"""

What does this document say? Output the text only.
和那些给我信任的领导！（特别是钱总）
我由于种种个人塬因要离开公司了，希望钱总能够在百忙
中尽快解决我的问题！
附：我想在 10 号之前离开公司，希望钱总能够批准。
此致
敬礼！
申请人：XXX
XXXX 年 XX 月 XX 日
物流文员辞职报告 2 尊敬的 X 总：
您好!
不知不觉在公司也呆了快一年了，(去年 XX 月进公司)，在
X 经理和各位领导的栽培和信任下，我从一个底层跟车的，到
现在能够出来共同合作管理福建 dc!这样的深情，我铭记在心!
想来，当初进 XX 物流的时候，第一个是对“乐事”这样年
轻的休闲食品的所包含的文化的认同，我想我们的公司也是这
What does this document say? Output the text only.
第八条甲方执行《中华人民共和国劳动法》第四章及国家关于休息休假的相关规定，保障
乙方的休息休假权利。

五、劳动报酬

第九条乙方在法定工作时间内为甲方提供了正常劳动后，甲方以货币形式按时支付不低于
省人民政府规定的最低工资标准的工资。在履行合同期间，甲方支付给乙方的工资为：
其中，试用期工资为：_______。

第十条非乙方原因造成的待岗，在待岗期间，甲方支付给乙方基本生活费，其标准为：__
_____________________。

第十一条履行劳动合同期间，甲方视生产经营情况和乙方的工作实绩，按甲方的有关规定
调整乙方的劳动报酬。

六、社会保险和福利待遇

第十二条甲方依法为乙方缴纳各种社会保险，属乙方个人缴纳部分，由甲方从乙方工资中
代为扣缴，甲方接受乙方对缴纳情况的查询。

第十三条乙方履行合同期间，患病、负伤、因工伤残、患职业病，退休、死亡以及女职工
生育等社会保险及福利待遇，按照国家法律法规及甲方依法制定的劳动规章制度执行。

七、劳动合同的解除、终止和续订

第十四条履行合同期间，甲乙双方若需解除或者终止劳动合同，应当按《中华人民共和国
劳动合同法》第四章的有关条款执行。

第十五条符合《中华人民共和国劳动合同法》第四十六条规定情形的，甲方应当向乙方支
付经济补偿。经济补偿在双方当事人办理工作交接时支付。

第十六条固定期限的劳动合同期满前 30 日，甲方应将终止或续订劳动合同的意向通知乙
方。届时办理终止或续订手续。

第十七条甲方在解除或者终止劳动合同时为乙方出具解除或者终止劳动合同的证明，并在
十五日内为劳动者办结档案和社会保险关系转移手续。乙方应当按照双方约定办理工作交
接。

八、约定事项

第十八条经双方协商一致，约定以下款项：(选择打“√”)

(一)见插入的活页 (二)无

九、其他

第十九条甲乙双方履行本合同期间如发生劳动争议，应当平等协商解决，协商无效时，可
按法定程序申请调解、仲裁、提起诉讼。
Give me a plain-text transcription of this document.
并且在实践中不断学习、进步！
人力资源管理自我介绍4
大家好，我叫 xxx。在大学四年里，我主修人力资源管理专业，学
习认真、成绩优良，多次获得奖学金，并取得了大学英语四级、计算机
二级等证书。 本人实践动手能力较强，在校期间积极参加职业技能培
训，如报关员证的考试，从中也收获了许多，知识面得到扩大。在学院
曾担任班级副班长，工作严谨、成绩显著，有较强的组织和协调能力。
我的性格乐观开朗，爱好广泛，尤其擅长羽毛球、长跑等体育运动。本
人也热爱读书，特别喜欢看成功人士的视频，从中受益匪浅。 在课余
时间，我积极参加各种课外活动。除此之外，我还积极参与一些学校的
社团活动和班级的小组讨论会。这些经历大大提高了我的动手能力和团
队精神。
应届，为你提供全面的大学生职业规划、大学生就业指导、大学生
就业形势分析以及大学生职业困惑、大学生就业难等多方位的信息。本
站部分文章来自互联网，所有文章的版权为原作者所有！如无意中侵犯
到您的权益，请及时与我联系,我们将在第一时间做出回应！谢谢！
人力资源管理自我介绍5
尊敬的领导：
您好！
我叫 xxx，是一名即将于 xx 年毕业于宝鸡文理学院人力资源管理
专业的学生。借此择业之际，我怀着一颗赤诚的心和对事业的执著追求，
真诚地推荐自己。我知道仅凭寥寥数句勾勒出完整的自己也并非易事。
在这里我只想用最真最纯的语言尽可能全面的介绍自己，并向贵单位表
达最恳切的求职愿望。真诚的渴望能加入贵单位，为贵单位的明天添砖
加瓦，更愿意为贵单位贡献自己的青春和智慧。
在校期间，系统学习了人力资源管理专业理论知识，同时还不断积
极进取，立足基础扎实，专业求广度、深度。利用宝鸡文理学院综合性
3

"""

Reproduce all of the data exactly as given.

Right answer:
What does this document say? Output the text only.
和那些给我信任的领导！（特别是钱总）
我由于种种个人塬因要离开公司了，希望钱总能够在百忙
中尽快解决我的问题！
附：我想在 10 号之前离开公司，希望钱总能够批准。
此致
敬礼！
申请人：XXX
XXXX 年 XX 月 XX 日
物流文员辞职报告 2 尊敬的 X 总：
您好!
不知不觉在公司也呆了快一年了，(去年 XX 月进公司)，在
X 经理和各位领导的栽培和信任下，我从一个底层跟车的，到
现在能够出来共同合作管理福建 dc!这样的深情，我铭记在心!
想来，当初进 XX 物流的时候，第一个是对“乐事”这样年
轻的休闲食品的所包含的文化的认同，我想我们的公司也是这
What does this document say? Output the text only.
第八条甲方执行《中华人民共和国劳动法》第四章及国家关于休息休假的相关规定，保障
乙方的休息休假权利。

五、劳动报酬

第九条乙方在法定工作时间内为甲方提供了正常劳动后，甲方以货币形式按时支付不低于
省人民政府规定的最低工资标准的工资。在履行合同期间，甲方支付给乙方的工资为：
其中，试用期工资为：_______。

第十条非乙方原因造成的待岗，在待岗期间，甲方支付给乙方基本生活费，其标准为：__
_____________________。

第十一条履行劳动合同期间，甲方视生产经营情况和乙方的工作实绩，按甲方的有关规定
调整乙方的劳动报酬。

六、社会保险和福利待遇

第十二条甲方依法为乙方缴纳各种社会保险，属乙方个人缴纳部分，由甲方从乙方工资中
代为扣缴，甲方接受乙方对缴纳情况的查询。

第十三条乙方履行合同期间，患病、负伤、因工伤残、患职业病，退休、死亡以及女职工
生育等社会保险及福利待遇，按照国家法律法规及甲方依法制定的劳动规章制度执行。

七、劳动合同的解除、终止和续订

第十四条履行合同期间，甲乙双方若需解除或者终止劳动合同，应当按《中华人民共和国
劳动合同法》第四章的有关条款执行。

第十五条符合《中华人民共和国劳动合同法》第四十六条规定情形的，甲方应当向乙方支
付经济补偿。经济补偿在双方当事人办理工作交接时支付。

第十六条固定期限的劳动合同期满前 30 日，甲方应将终止或续订劳动合同的意向通知乙
方。届时办理终止或续订手续。

第十七条甲方在解除或者终止劳动合同时为乙方出具解除或者终止劳动合同的证明，并在
十五日内为劳动者办结档案和社会保险关系转移手续。乙方应当按照双方约定办理工作交
接。

八、约定事项

第十八条经双方协商一致，约定以下款项：(选择打“√”)

(一)见插入的活页 (二)无

九、其他

第十九条甲乙双方履行本合同期间如发生劳动争议，应当平等协商解决，协商无效时，可
按法定程序申请调解、仲裁、提起诉讼。
Give me a plain-text transcription of this document.
并且在实践中不断学习、进步！
人力资源管理自我介绍4
大家好，我叫 xxx。在大学四年里，我主修人力资源管理专业，学
习认真、成绩优良，多次获得奖学金，并取得了大学英语四级、计算机
二级等证书。 本人实践动手能力较强，在校期间积极参加职业技能培
训，如报关员证的考试，从中也收获了许多，知识面得到扩大。在学院
曾担任班级副班长，工作严谨、成绩显著，有较强的组织和协调能力。
我的性格乐观开朗，爱好广泛，尤其擅长羽毛球、长跑等体育运动。本
人也热爱读书，特别喜欢看成功人士的视频，从中受益匪浅。 在课余
时间，我积极参加各种课外活动。除此之外，我还积极参与一些学校的
社团活动和班级的小组讨论会。这些经历大大提高了我的动手能力和团
队精神。
应届，为你提供全面的大学生职业规划、大学生就业指导、大学生
就业形势分析以及大学生职业困惑、大学生就业难等多方位的信息。本
站部分文章来自互联网，所有文章的版权为原作者所有！如无意中侵犯
到您的权益，请及时与我联系,我们将在第一时间做出回应！谢谢！
人力资源管理自我介绍5
尊敬的领导：
您好！
我叫 xxx，是一名即将于 xx 年毕业于宝鸡文理学院人力资源管理
专业的学生。借此择业之际，我怀着一颗赤诚的心和对事业的执著追求，
真诚地推荐自己。我知道仅凭寥寥数句勾勒出完整的自己也并非易事。
在这里我只想用最真最纯的语言尽可能全面的介绍自己，并向贵单位表
达最恳切的求职愿望。真诚的渴望能加入贵单位，为贵单位的明天添砖
加瓦，更愿意为贵单位贡献自己的青春和智慧。
在校期间，系统学习了人力资源管理专业理论知识，同时还不断积
极进取，立足基础扎实，专业求广度、深度。利用宝鸡文理学院综合性
3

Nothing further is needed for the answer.